- _Given request_: Don't copy the pictures; return every other part of the records exactly.

- _Entries supplied_:
○ ○ ○ ○
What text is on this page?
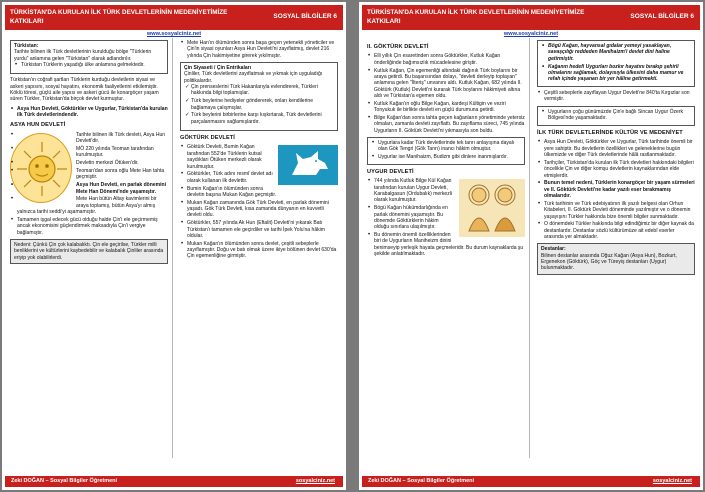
TÜRKİSTAN'DA KURULAN İLK TÜRK DEVLETLERİNİN MEDENİYETİMİZE KATKILARI
SOSYAL BİLGİLER 6
www.sosyalciniz.net
Türkistan:
Tarihte bilinen ilk Türk devletlerinin kurulduğu bölge "Türklerin yurdu" anlamına gelen "Türkistan" olarak adlandırılır.
• Türkistan Türklerin yaşadığı ülke anlamına gelmektedir.

Türkistan'ın coğrafi şartları Türklerin kurduğu devletlerin siyasi ve askeri yapısını, sosyal hayatını, ekonomik faaliyetlerini etkilemiştir. Köklü töresi, güçlü aile yapısı ve askeri gücü ile konargöçer yaşam süren Türkler, Türkistan'da birçok devlet kurmuştur.

• Asya Hun Devleti, Göktürkler ve Uygurlar, Türkistan'da kurulan ilk Türk devletlerindendir.
ASYA HUN DEVLETİ
• Tarihte bilinen ilk Türk devleti, Asya Hun Devleti'dir.
• MÖ 220 yılında Teoman tarafından kurulmuştur.
• Devletin merkezi Ötüken'dir.
• Teoman'dan sonra oğlu Mete Han tahta geçmiştir.
• Asya Hun Devleti, en parlak dönemini Mete Han Dönemi'nde yaşamıştır.
• Mete Han bütün Altay kavimlerini bir araya toplamış, bütün Asya'yı almış yalnızca tarihi seddi'yi aşamamıştır.
• Tamamen işgal edecek gücü olduğu halde Çin'i ele geçirmemiş ancak ekonomisini güçlendirmek maksadıyla Çin'i vergiye bağlamıştır.
Nedeni: Çünkü Çin çok kalabalıktı. Çin ele geçirilse, Türkler milli benliklerini ve kültürlerini kaybedebilir ve kalabalık Çinliler arasında eriyip yok olabilirlerdi.
• Mete Han'ın ölümünden sonra başa geçen yetenekli yöneticiler ve Çin'in siyasi oyunları Asya Hun Devleti'ni zayıflatmış, devlet 216 yılında Çin hakimiyetine girerek yıkılmıştır.
Çin Siyaseti / Çin Entrikaları
Çinliler, Türk devletlerini zayıflatmak ve yıkmak için uyguladığı politikalardır.
✓ Çin prenseslerini Türk Hakanlarıyla evlendirerek, Türkleri hakkında bilgi toplamışlar.
✓ Türk beylerine hediyeler göndererek, onları kendilerine bağlamaya çalışmışlar.
✓ Türk beylerini birbirlerine karşı kışkırtarak, Türk devletlerini parçalanmasını sağlamışlardır.
GÖKTÜRK DEVLETİ
• Göktürk Devleti, Bumin Kağan tarafından 552'de Türklerin kutsal saydıkları Ötüken merkezli olarak kurulmuştur.
• Göktürkler, Türk adını resmî devlet adı olarak kullanan ilk devlettir.
• Bumin Kağan'ın ölümünden sonra devletin başına Mukan Kağan geçmiştir.
• Mukan Kağan zamanında Gök Türk Devleti, en parlak dönemini yaşadı. Gök Türk Devleti, kısa zamanda dünyanın en kuvvetli devleti oldu.
• Göktürkler, 557 yılında Ak Hun (Eftalit) Devleti'ni yıkarak Batı Türkistan'ı tamamen ele geçirdiler ve tarihi İpek Yolu'na hâkim oldular.
• Mukan Kağan'ın ölümünden sonra devlet, çeşitli sebeplerle zayıflamıştır. Doğu ve batı olmak üzere ikiye bölünen devlet 630'da Çin egemenliğine girmiştir.
Zeki DOĞAN – Sosyal Bilgiler Öğretmeni	sosyalciniz.net
TÜRKİSTAN'DA KURULAN İLK TÜRK DEVLETLERİNİN MEDENİYETİMİZE KATKILARI
SOSYAL BİLGİLER 6
www.sosyalciniz.net
II. GÖKTÜRK DEVLETİ
• Elli yıllık Çin esaretinden sonra Göktürkler, Kutluk Kağan önderliğinde bağımsızlık mücadelesine giriştir.
• Kutluk Kağan, Çin egemenliği altındaki dağınık Türk boylarını bir araya getirdi. Bu başarısından dolayı, "devleti derleyip toplayan" anlamına gelen "İlteriş" unvanını aldı. Kutluk Kağan, 682 yılında II. Göktürk (Kutluk) Devleti'ni kurarak Türk boylarını hâkimiyeti altına aldı ve Türkistan'a egemen oldu.
• Kutluk Kağan'ın oğlu Bilge Kağan, kardeşi Kültigin ve veziri Tonyukuk ile birlikte devleti en güçlü durumuna getirdi.
• Bilge Kağan'dan sonra tahta geçen kağanların yönetiminde yetersiz olmaları, zamanla devleti zayıflattı. Bu zayıflama süreci, 745 yılında Uygurların II. Göktürk Devleti'ni yıkmasıyla son buldu.
• Uygurlara kadar Türk devletlerinde tek tanrı anlayışına dayalı olan Gök Tengri (Gök Tanrı) inancı hâkim olmuştur.
• Uygurlar ise Manihaizm, Budizm gibi dinlere inanmışlardır.
UYGUR DEVLETİ
• 744 yılında Kutluk Bilge Kül Kağan tarafından kurulan Uygur Devleti, Karabalgasun (Ordubalık) merkezli olarak kurulmuştur.
• Bögü Kağan hükümdarlığında en parlak dönemini yaşamıştır. Bu dönemde Göktürklerin hâkim olduğu sınırlara ulaşılmıştır.
• Bu dönemin önemli özelliklerinden biri de Uygurların Maniheizm dinini benimseyip yerleşik hayata geçmeleridir. Bu durum kaynaklarda şu şekilde anlatılmaktadır.
• Bögü Kağan, hayvansal gıdalar yemeyi yasaklayan, savaşçılığı reddeden Manihaizm'i devlet dini haline getirmiştir.
• Kağanın hedefi Uygurları bozkır hayatını bırakıp şehirli olmalarını sağlamak, dolayısıyla ülkesini daha mamur ve refah içinde yaşanan bir yer hâline getirmekti.
• Çeşitli sebeplerle zayıflayan Uygur Devleti'ne 840'ta Kırgızlar son vermiştir.
• Uygurların çoğu günümüzde Çin'e bağlı Sincan Uygur Özerk Bölgesi'nde yaşamaktadır.
İLK TÜRK DEVLETLERİNDE KÜLTÜR VE MEDENİYET
• Asya Hun Devleti, Göktürkler ve Uygurlar, Türk tarihinde önemli bir yere sahiptir. Bu devletlerin özellikleri ve geleneklerine bugün ülkemizde ve diğer Türk devletlerinde hâlâ rastlanmaktadır.
• Tarihçiler, Türkistan'da kurulan ilk Türk devletleri hakkındaki bilgileri öncelikle Çin ve diğer komşu devletlerin kaynaklarından elde etmişlerdir.
• Bunun temel nedeni, Türklerin konargöçer bir yaşam sürmeleri ve II. Göktürk Devleti'ne kadar yazılı eser bırakmamış olmalarıdır.
• Türk tarihinin ve Türk edebiyatının ilk yazılı belgesi olan Orhun Kitabeleri, II. Göktürk Devleti döneminde yazılmıştır ve o dönemin yaşayışını Türkler hakkında bize önemli bilgiler sunmaktadır.
• O dönemdeki Türkler hakkında bilgi edindiğimiz bir diğer kaynak da destanlardır. Destanlar sözlü kültürümüze ait edebî eserler arasında yer almaktadır.
Destanlar:
Bilinen destanlar arasında Oğuz Kağan (Asya Hun), Bozkurt, Ergenekon (Göktürk), Göç ve Türeyiş destanları (Uygur) bulunmaktadır.
Zeki DOĞAN – Sosyal Bilgiler Öğretmeni	sosyalciniz.net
○ ○ ○ ○
- _Response for this exercise_:
What text is on this page?
TÜRKİSTAN'DA KURULAN İLK TÜRK DEVLETLERİNİN MEDENİYETİMİZE KATKILARI
SOSYAL BİLGİLER 6
www.sosyalciniz.net
Türkistan:
Tarihte bilinen ilk Türk devletlerinin kurulduğu bölge "Türklerin yurdu" anlamına gelen "Türkistan" olarak adlandırılır.
• Türkistan Türklerin yaşadığı ülke anlamına gelmektedir.

Türkistan'ın coğrafi şartları Türklerin kurduğu devletlerin siyasi ve askeri yapısını, sosyal hayatını, ekonomik faaliyetlerini etkilemiştir. Köklü töresi, güçlü aile yapısı ve askeri gücü ile konargöçer yaşam süren Türkler, Türkistan'da birçok devlet kurmuştur.

• Asya Hun Devleti, Göktürkler ve Uygurlar, Türkistan'da kurulan ilk Türk devletlerindendir.
ASYA HUN DEVLETİ
• Tarihte bilinen ilk Türk devleti, Asya Hun Devleti'dir.
• MÖ 220 yılında Teoman tarafından kurulmuştur.
• Devletin merkezi Ötüken'dir.
• Teoman'dan sonra oğlu Mete Han tahta geçmiştir.
• Asya Hun Devleti, en parlak dönemini Mete Han Dönemi'nde yaşamıştır.
• Mete Han bütün Altay kavimlerini bir araya toplamış, bütün Asya'yı almış yalnızca tarihi seddi'yi aşamamıştır.
• Tamamen işgal edecek gücü olduğu halde Çin'i ele geçirmemiş ancak ekonomisini güçlendirmek maksadıyla Çin'i vergiye bağlamıştır.
Nedeni: Çünkü Çin çok kalabalıktı. Çin ele geçirilse, Türkler milli benliklerini ve kültürlerini kaybedebilir ve kalabalık Çinliler arasında eriyip yok olabilirlerdi.
• Mete Han'ın ölümünden sonra başa geçen yetenekli yöneticiler ve Çin'in siyasi oyunları Asya Hun Devleti'ni zayıflatmış, devlet 216 yılında Çin hakimiyetine girerek yıkılmıştır.
Çin Siyaseti / Çin Entrikaları
Çinliler, Türk devletlerini zayıflatmak ve yıkmak için uyguladığı politikalardır.
✓ Çin prenseslerini Türk Hakanlarıyla evlendirerek, Türkleri hakkında bilgi toplamışlar.
✓ Türk beylerine hediyeler göndererek, onları kendilerine bağlamaya çalışmışlar.
✓ Türk beylerini birbirlerine karşı kışkırtarak, Türk devletlerini parçalanmasını sağlamışlardır.
GÖKTÜRK DEVLETİ
• Göktürk Devleti, Bumin Kağan tarafından 552'de Türklerin kutsal saydıkları Ötüken merkezli olarak kurulmuştur.
• Göktürkler, Türk adını resmî devlet adı olarak kullanan ilk devlettir.
• Bumin Kağan'ın ölümünden sonra devletin başına Mukan Kağan geçmiştir.
• Mukan Kağan zamanında Gök Türk Devleti, en parlak dönemini yaşadı. Gök Türk Devleti, kısa zamanda dünyanın en kuvvetli devleti oldu.
• Göktürkler, 557 yılında Ak Hun (Eftalit) Devleti'ni yıkarak Batı Türkistan'ı tamamen ele geçirdiler ve tarihi İpek Yolu'na hâkim oldular.
• Mukan Kağan'ın ölümünden sonra devlet, çeşitli sebeplerle zayıflamıştır. Doğu ve batı olmak üzere ikiye bölünen devlet 630'da Çin egemenliğine girmiştir.
Zeki DOĞAN – Sosyal Bilgiler Öğretmeni	sosyalciniz.net
TÜRKİSTAN'DA KURULAN İLK TÜRK DEVLETLERİNİN MEDENİYETİMİZE KATKILARI
SOSYAL BİLGİLER 6
www.sosyalciniz.net
II. GÖKTÜRK DEVLETİ
• Elli yıllık Çin esaretinden sonra Göktürkler, Kutluk Kağan önderliğinde bağımsızlık mücadelesine giriştir.
• Kutluk Kağan, Çin egemenliği altındaki dağınık Türk boylarını bir araya getirdi. Bu başarısından dolayı, "devleti derleyip toplayan" anlamına gelen "İlteriş" unvanını aldı. Kutluk Kağan, 682 yılında II. Göktürk (Kutluk) Devleti'ni kurarak Türk boylarını hâkimiyeti altına aldı ve Türkistan'a egemen oldu.
• Kutluk Kağan'ın oğlu Bilge Kağan, kardeşi Kültigin ve veziri Tonyukuk ile birlikte devleti en güçlü durumuna getirdi.
• Bilge Kağan'dan sonra tahta geçen kağanların yönetiminde yetersiz olmaları, zamanla devleti zayıflattı. Bu zayıflama süreci, 745 yılında Uygurların II. Göktürk Devleti'ni yıkmasıyla son buldu.
• Uygurlara kadar Türk devletlerinde tek tanrı anlayışına dayalı olan Gök Tengri (Gök Tanrı) inancı hâkim olmuştur.
• Uygurlar ise Manihaizm, Budizm gibi dinlere inanmışlardır.
UYGUR DEVLETİ
• 744 yılında Kutluk Bilge Kül Kağan tarafından kurulan Uygur Devleti, Karabalgasun (Ordubalık) merkezli olarak kurulmuştur.
• Bögü Kağan hükümdarlığında en parlak dönemini yaşamıştır. Bu dönemde Göktürklerin hâkim olduğu sınırlara ulaşılmıştır.
• Bu dönemin önemli özelliklerinden biri de Uygurların Maniheizm dinini benimseyip yerleşik hayata geçmeleridir. Bu durum kaynaklarda şu şekilde anlatılmaktadır.
• Bögü Kağan, hayvansal gıdalar yemeyi yasaklayan, savaşçılığı reddeden Manihaizm'i devlet dini haline getirmiştir.
• Kağanın hedefi Uygurları bozkır hayatını bırakıp şehirli olmalarını sağlamak, dolayısıyla ülkesini daha mamur ve refah içinde yaşanan bir yer hâline getirmekti.
• Çeşitli sebeplerle zayıflayan Uygur Devleti'ne 840'ta Kırgızlar son vermiştir.
• Uygurların çoğu günümüzde Çin'e bağlı Sincan Uygur Özerk Bölgesi'nde yaşamaktadır.
İLK TÜRK DEVLETLERİNDE KÜLTÜR VE MEDENİYET
• Asya Hun Devleti, Göktürkler ve Uygurlar, Türk tarihinde önemli bir yere sahiptir. Bu devletlerin özellikleri ve geleneklerine bugün ülkemizde ve diğer Türk devletlerinde hâlâ rastlanmaktadır.
• Tarihçiler, Türkistan'da kurulan ilk Türk devletleri hakkındaki bilgileri öncelikle Çin ve diğer komşu devletlerin kaynaklarından elde etmişlerdir.
• Bunun temel nedeni, Türklerin konargöçer bir yaşam sürmeleri ve II. Göktürk Devleti'ne kadar yazılı eser bırakmamış olmalarıdır.
• Türk tarihinin ve Türk edebiyatının ilk yazılı belgesi olan Orhun Kitabeleri, II. Göktürk Devleti döneminde yazılmıştır ve o dönemin yaşayışını Türkler hakkında bize önemli bilgiler sunmaktadır.
• O dönemdeki Türkler hakkında bilgi edindiğimiz bir diğer kaynak da destanlardır. Destanlar sözlü kültürümüze ait edebî eserler arasında yer almaktadır.
Destanlar:
Bilinen destanlar arasında Oğuz Kağan (Asya Hun), Bozkurt, Ergenekon (Göktürk), Göç ve Türeyiş destanları (Uygur) bulunmaktadır.
Zeki DOĞAN – Sosyal Bilgiler Öğretmeni	sosyalciniz.net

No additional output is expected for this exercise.